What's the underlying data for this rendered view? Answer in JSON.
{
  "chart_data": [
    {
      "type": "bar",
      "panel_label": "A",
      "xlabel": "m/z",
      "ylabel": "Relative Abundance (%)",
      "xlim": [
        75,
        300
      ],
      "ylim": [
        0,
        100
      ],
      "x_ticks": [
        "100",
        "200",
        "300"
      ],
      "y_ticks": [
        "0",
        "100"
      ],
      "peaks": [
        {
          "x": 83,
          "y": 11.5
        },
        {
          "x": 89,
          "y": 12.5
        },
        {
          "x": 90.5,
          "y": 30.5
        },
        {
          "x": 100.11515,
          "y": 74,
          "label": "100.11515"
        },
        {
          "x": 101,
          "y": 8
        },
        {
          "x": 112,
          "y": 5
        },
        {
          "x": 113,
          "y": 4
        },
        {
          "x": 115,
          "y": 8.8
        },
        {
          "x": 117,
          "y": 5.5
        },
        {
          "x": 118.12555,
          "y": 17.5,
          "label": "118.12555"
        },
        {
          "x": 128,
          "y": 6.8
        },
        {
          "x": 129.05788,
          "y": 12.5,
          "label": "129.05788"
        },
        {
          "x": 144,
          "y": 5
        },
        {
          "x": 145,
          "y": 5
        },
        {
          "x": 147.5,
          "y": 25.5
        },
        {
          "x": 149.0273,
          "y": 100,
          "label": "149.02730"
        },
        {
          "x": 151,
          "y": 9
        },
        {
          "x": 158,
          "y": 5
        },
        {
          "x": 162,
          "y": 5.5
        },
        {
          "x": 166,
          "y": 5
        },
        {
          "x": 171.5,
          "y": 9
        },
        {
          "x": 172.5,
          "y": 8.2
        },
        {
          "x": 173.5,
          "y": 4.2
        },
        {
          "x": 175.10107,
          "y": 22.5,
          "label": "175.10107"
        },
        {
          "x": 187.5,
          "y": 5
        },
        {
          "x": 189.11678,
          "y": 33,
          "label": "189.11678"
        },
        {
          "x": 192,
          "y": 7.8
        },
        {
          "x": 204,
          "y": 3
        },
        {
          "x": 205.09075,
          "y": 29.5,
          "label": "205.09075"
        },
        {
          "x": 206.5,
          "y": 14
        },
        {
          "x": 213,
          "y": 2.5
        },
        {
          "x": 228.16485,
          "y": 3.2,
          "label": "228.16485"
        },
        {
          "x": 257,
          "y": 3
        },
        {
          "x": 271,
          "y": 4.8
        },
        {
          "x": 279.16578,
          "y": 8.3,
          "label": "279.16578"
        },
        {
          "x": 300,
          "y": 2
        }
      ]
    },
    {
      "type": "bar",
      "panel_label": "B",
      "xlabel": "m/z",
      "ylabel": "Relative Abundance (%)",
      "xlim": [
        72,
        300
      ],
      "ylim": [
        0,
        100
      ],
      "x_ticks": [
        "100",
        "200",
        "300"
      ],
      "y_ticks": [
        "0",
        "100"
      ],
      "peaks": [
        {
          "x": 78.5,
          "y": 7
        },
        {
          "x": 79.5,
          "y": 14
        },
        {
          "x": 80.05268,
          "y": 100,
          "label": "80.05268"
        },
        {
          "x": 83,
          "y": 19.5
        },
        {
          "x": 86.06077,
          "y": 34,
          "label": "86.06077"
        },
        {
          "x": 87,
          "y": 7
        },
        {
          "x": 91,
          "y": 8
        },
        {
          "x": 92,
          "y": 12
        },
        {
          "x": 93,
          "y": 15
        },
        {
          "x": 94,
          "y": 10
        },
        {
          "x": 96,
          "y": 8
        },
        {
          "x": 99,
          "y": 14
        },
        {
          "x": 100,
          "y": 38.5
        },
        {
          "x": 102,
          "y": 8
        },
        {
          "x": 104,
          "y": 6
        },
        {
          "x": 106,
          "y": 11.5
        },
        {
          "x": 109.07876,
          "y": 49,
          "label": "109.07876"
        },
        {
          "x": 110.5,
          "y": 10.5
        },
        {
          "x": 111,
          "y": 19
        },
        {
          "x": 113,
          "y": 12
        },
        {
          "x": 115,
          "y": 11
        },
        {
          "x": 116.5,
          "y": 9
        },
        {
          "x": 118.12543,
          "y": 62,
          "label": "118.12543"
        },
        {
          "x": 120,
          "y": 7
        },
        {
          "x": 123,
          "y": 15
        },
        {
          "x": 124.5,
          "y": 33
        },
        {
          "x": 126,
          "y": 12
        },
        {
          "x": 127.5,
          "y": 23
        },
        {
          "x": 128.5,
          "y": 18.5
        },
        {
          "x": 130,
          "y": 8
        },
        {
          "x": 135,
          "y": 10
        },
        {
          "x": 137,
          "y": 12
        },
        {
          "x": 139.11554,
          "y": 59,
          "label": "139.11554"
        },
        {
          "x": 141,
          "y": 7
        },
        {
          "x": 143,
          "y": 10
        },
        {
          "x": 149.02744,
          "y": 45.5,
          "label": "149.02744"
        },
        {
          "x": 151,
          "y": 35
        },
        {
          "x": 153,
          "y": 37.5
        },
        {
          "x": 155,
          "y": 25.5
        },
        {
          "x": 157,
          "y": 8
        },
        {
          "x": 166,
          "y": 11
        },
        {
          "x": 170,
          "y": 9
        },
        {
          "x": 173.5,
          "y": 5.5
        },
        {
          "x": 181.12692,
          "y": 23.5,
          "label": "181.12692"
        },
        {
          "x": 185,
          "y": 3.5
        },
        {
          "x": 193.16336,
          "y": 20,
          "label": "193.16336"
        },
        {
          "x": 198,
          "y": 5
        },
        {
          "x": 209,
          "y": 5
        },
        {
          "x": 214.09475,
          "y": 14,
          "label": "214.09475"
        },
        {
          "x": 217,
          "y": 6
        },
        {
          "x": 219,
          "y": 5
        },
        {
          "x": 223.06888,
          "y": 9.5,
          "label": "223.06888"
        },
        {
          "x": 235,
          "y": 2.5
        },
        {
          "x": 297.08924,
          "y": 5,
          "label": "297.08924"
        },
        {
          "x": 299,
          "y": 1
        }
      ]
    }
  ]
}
#####
> [Brief] Go through the records and print each one exactly.

> [Result for this task]
What's the underlying data for this rendered view? Answer in JSON.
{
  "chart_data": [
    {
      "type": "bar",
      "panel_label": "A",
      "xlabel": "m/z",
      "ylabel": "Relative Abundance (%)",
      "xlim": [
        75,
        300
      ],
      "ylim": [
        0,
        100
      ],
      "x_ticks": [
        "100",
        "200",
        "300"
      ],
      "y_ticks": [
        "0",
        "100"
      ],
      "peaks": [
        {
          "x": 83,
          "y": 11.5
        },
        {
          "x": 89,
          "y": 12.5
        },
        {
          "x": 90.5,
          "y": 30.5
        },
        {
          "x": 100.11515,
          "y": 74,
          "label": "100.11515"
        },
        {
          "x": 101,
          "y": 8
        },
        {
          "x": 112,
          "y": 5
        },
        {
          "x": 113,
          "y": 4
        },
        {
          "x": 115,
          "y": 8.8
        },
        {
          "x": 117,
          "y": 5.5
        },
        {
          "x": 118.12555,
          "y": 17.5,
          "label": "118.12555"
        },
        {
          "x": 128,
          "y": 6.8
        },
        {
          "x": 129.05788,
          "y": 12.5,
          "label": "129.05788"
        },
        {
          "x": 144,
          "y": 5
        },
        {
          "x": 145,
          "y": 5
        },
        {
          "x": 147.5,
          "y": 25.5
        },
        {
          "x": 149.0273,
          "y": 100,
          "label": "149.02730"
        },
        {
          "x": 151,
          "y": 9
        },
        {
          "x": 158,
          "y": 5
        },
        {
          "x": 162,
          "y": 5.5
        },
        {
          "x": 166,
          "y": 5
        },
        {
          "x": 171.5,
          "y": 9
        },
        {
          "x": 172.5,
          "y": 8.2
        },
        {
          "x": 173.5,
          "y": 4.2
        },
        {
          "x": 175.10107,
          "y": 22.5,
          "label": "175.10107"
        },
        {
          "x": 187.5,
          "y": 5
        },
        {
          "x": 189.11678,
          "y": 33,
          "label": "189.11678"
        },
        {
          "x": 192,
          "y": 7.8
        },
        {
          "x": 204,
          "y": 3
        },
        {
          "x": 205.09075,
          "y": 29.5,
          "label": "205.09075"
        },
        {
          "x": 206.5,
          "y": 14
        },
        {
          "x": 213,
          "y": 2.5
        },
        {
          "x": 228.16485,
          "y": 3.2,
          "label": "228.16485"
        },
        {
          "x": 257,
          "y": 3
        },
        {
          "x": 271,
          "y": 4.8
        },
        {
          "x": 279.16578,
          "y": 8.3,
          "label": "279.16578"
        },
        {
          "x": 300,
          "y": 2
        }
      ]
    },
    {
      "type": "bar",
      "panel_label": "B",
      "xlabel": "m/z",
      "ylabel": "Relative Abundance (%)",
      "xlim": [
        72,
        300
      ],
      "ylim": [
        0,
        100
      ],
      "x_ticks": [
        "100",
        "200",
        "300"
      ],
      "y_ticks": [
        "0",
        "100"
      ],
      "peaks": [
        {
          "x": 78.5,
          "y": 7
        },
        {
          "x": 79.5,
          "y": 14
        },
        {
          "x": 80.05268,
          "y": 100,
          "label": "80.05268"
        },
        {
          "x": 83,
          "y": 19.5
        },
        {
          "x": 86.06077,
          "y": 34,
          "label": "86.06077"
        },
        {
          "x": 87,
          "y": 7
        },
        {
          "x": 91,
          "y": 8
        },
        {
          "x": 92,
          "y": 12
        },
        {
          "x": 93,
          "y": 15
        },
        {
          "x": 94,
          "y": 10
        },
        {
          "x": 96,
          "y": 8
        },
        {
          "x": 99,
          "y": 14
        },
        {
          "x": 100,
          "y": 38.5
        },
        {
          "x": 102,
          "y": 8
        },
        {
          "x": 104,
          "y": 6
        },
        {
          "x": 106,
          "y": 11.5
        },
        {
          "x": 109.07876,
          "y": 49,
          "label": "109.07876"
        },
        {
          "x": 110.5,
          "y": 10.5
        },
        {
          "x": 111,
          "y": 19
        },
        {
          "x": 113,
          "y": 12
        },
        {
          "x": 115,
          "y": 11
        },
        {
          "x": 116.5,
          "y": 9
        },
        {
          "x": 118.12543,
          "y": 62,
          "label": "118.12543"
        },
        {
          "x": 120,
          "y": 7
        },
        {
          "x": 123,
          "y": 15
        },
        {
          "x": 124.5,
          "y": 33
        },
        {
          "x": 126,
          "y": 12
        },
        {
          "x": 127.5,
          "y": 23
        },
        {
          "x": 128.5,
          "y": 18.5
        },
        {
          "x": 130,
          "y": 8
        },
        {
          "x": 135,
          "y": 10
        },
        {
          "x": 137,
          "y": 12
        },
        {
          "x": 139.11554,
          "y": 59,
          "label": "139.11554"
        },
        {
          "x": 141,
          "y": 7
        },
        {
          "x": 143,
          "y": 10
        },
        {
          "x": 149.02744,
          "y": 45.5,
          "label": "149.02744"
        },
        {
          "x": 151,
          "y": 35
        },
        {
          "x": 153,
          "y": 37.5
        },
        {
          "x": 155,
          "y": 25.5
        },
        {
          "x": 157,
          "y": 8
        },
        {
          "x": 166,
          "y": 11
        },
        {
          "x": 170,
          "y": 9
        },
        {
          "x": 173.5,
          "y": 5.5
        },
        {
          "x": 181.12692,
          "y": 23.5,
          "label": "181.12692"
        },
        {
          "x": 185,
          "y": 3.5
        },
        {
          "x": 193.16336,
          "y": 20,
          "label": "193.16336"
        },
        {
          "x": 198,
          "y": 5
        },
        {
          "x": 209,
          "y": 5
        },
        {
          "x": 214.09475,
          "y": 14,
          "label": "214.09475"
        },
        {
          "x": 217,
          "y": 6
        },
        {
          "x": 219,
          "y": 5
        },
        {
          "x": 223.06888,
          "y": 9.5,
          "label": "223.06888"
        },
        {
          "x": 235,
          "y": 2.5
        },
        {
          "x": 297.08924,
          "y": 5,
          "label": "297.08924"
        },
        {
          "x": 299,
          "y": 1
        }
      ]
    }
  ]
}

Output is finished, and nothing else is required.